* SUPPLIED MATERIAL
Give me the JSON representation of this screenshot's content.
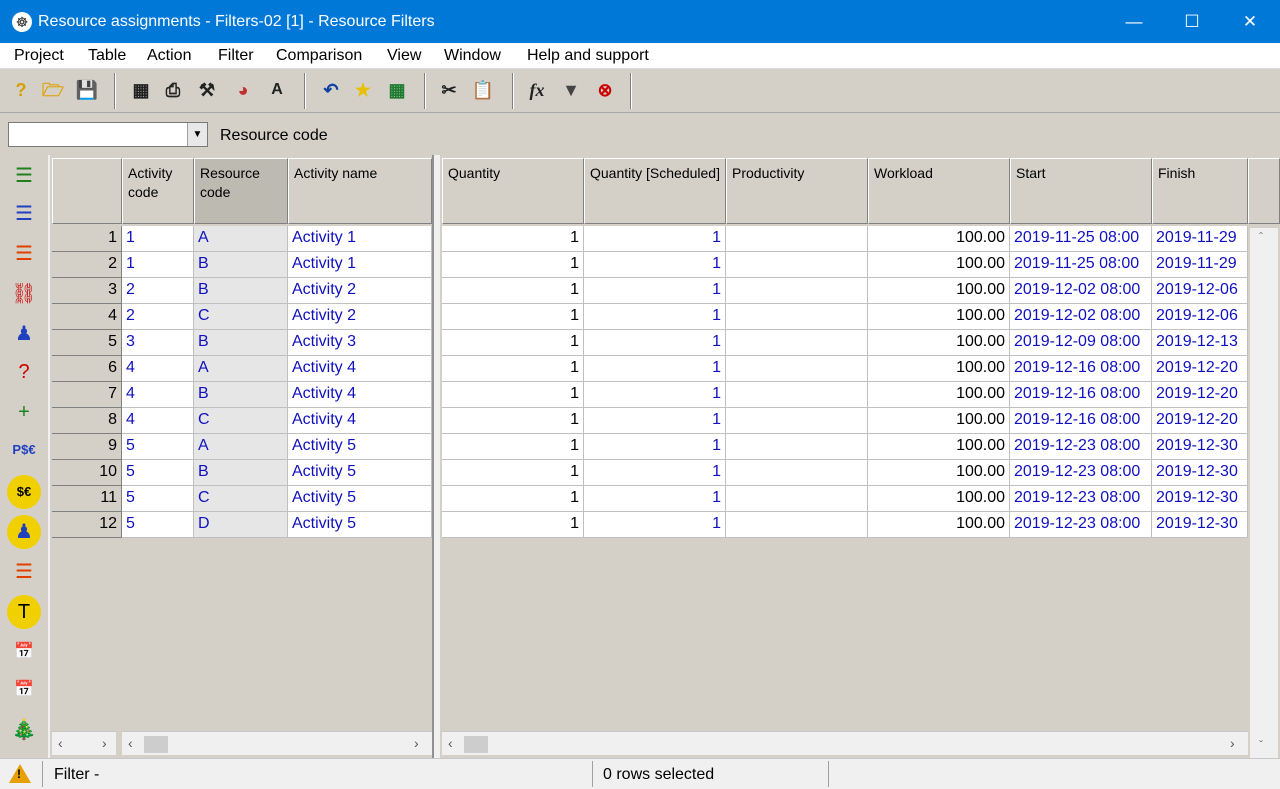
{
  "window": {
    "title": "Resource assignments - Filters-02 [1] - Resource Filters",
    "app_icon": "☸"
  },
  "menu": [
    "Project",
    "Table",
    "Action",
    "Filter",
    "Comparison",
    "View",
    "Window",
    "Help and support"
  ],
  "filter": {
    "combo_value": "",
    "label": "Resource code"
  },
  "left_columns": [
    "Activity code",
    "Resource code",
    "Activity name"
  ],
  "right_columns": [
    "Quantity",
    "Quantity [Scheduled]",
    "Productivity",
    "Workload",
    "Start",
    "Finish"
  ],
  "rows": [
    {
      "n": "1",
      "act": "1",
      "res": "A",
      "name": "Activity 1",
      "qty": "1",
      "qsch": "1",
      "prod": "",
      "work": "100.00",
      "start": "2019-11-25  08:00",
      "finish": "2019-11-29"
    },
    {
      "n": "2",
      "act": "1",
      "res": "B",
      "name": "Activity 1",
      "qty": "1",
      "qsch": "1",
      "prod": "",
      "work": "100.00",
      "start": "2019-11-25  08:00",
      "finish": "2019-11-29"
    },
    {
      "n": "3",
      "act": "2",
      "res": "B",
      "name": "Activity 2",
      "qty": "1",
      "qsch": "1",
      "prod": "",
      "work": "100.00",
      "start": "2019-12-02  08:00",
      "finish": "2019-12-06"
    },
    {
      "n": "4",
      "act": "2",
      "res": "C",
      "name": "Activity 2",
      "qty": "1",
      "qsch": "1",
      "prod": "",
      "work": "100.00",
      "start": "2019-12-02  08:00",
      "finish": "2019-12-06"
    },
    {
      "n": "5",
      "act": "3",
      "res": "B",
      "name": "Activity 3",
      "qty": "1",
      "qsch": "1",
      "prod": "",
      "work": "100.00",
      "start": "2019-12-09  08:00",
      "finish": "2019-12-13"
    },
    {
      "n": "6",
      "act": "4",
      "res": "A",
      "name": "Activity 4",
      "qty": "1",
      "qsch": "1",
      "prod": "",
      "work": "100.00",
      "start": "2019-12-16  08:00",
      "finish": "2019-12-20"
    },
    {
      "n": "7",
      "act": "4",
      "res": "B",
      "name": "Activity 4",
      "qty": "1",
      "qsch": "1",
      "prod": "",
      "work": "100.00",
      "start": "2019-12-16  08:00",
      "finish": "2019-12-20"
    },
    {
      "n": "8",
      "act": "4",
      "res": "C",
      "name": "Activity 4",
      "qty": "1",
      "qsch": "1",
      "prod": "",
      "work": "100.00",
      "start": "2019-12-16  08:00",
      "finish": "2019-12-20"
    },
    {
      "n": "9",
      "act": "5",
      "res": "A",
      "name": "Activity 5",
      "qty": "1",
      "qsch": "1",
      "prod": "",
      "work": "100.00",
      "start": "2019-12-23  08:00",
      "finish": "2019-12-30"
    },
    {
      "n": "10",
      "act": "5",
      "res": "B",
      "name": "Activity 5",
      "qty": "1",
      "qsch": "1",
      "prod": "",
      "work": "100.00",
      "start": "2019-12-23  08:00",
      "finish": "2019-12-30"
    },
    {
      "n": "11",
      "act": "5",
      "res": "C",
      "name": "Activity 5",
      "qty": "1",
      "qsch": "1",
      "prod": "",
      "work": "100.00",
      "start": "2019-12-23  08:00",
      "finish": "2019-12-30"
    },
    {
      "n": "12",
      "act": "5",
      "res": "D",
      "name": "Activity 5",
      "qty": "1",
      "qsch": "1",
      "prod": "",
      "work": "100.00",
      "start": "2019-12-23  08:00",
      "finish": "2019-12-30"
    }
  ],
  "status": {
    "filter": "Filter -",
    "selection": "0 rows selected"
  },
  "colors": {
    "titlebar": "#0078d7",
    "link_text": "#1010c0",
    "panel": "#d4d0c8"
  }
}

* WHAT THE EXERCISE ASKS
Write out the records above exactly as they appear, leaving out any pictures.

* OUTPUT BELOW
Give me the JSON representation of this screenshot's content.
{
  "window": {
    "title": "Resource assignments - Filters-02 [1] - Resource Filters",
    "app_icon": "☸"
  },
  "menu": [
    "Project",
    "Table",
    "Action",
    "Filter",
    "Comparison",
    "View",
    "Window",
    "Help and support"
  ],
  "filter": {
    "combo_value": "",
    "label": "Resource code"
  },
  "left_columns": [
    "Activity code",
    "Resource code",
    "Activity name"
  ],
  "right_columns": [
    "Quantity",
    "Quantity [Scheduled]",
    "Productivity",
    "Workload",
    "Start",
    "Finish"
  ],
  "rows": [
    {
      "n": "1",
      "act": "1",
      "res": "A",
      "name": "Activity 1",
      "qty": "1",
      "qsch": "1",
      "prod": "",
      "work": "100.00",
      "start": "2019-11-25  08:00",
      "finish": "2019-11-29"
    },
    {
      "n": "2",
      "act": "1",
      "res": "B",
      "name": "Activity 1",
      "qty": "1",
      "qsch": "1",
      "prod": "",
      "work": "100.00",
      "start": "2019-11-25  08:00",
      "finish": "2019-11-29"
    },
    {
      "n": "3",
      "act": "2",
      "res": "B",
      "name": "Activity 2",
      "qty": "1",
      "qsch": "1",
      "prod": "",
      "work": "100.00",
      "start": "2019-12-02  08:00",
      "finish": "2019-12-06"
    },
    {
      "n": "4",
      "act": "2",
      "res": "C",
      "name": "Activity 2",
      "qty": "1",
      "qsch": "1",
      "prod": "",
      "work": "100.00",
      "start": "2019-12-02  08:00",
      "finish": "2019-12-06"
    },
    {
      "n": "5",
      "act": "3",
      "res": "B",
      "name": "Activity 3",
      "qty": "1",
      "qsch": "1",
      "prod": "",
      "work": "100.00",
      "start": "2019-12-09  08:00",
      "finish": "2019-12-13"
    },
    {
      "n": "6",
      "act": "4",
      "res": "A",
      "name": "Activity 4",
      "qty": "1",
      "qsch": "1",
      "prod": "",
      "work": "100.00",
      "start": "2019-12-16  08:00",
      "finish": "2019-12-20"
    },
    {
      "n": "7",
      "act": "4",
      "res": "B",
      "name": "Activity 4",
      "qty": "1",
      "qsch": "1",
      "prod": "",
      "work": "100.00",
      "start": "2019-12-16  08:00",
      "finish": "2019-12-20"
    },
    {
      "n": "8",
      "act": "4",
      "res": "C",
      "name": "Activity 4",
      "qty": "1",
      "qsch": "1",
      "prod": "",
      "work": "100.00",
      "start": "2019-12-16  08:00",
      "finish": "2019-12-20"
    },
    {
      "n": "9",
      "act": "5",
      "res": "A",
      "name": "Activity 5",
      "qty": "1",
      "qsch": "1",
      "prod": "",
      "work": "100.00",
      "start": "2019-12-23  08:00",
      "finish": "2019-12-30"
    },
    {
      "n": "10",
      "act": "5",
      "res": "B",
      "name": "Activity 5",
      "qty": "1",
      "qsch": "1",
      "prod": "",
      "work": "100.00",
      "start": "2019-12-23  08:00",
      "finish": "2019-12-30"
    },
    {
      "n": "11",
      "act": "5",
      "res": "C",
      "name": "Activity 5",
      "qty": "1",
      "qsch": "1",
      "prod": "",
      "work": "100.00",
      "start": "2019-12-23  08:00",
      "finish": "2019-12-30"
    },
    {
      "n": "12",
      "act": "5",
      "res": "D",
      "name": "Activity 5",
      "qty": "1",
      "qsch": "1",
      "prod": "",
      "work": "100.00",
      "start": "2019-12-23  08:00",
      "finish": "2019-12-30"
    }
  ],
  "status": {
    "filter": "Filter -",
    "selection": "0 rows selected"
  },
  "colors": {
    "titlebar": "#0078d7",
    "link_text": "#1010c0",
    "panel": "#d4d0c8"
  }
}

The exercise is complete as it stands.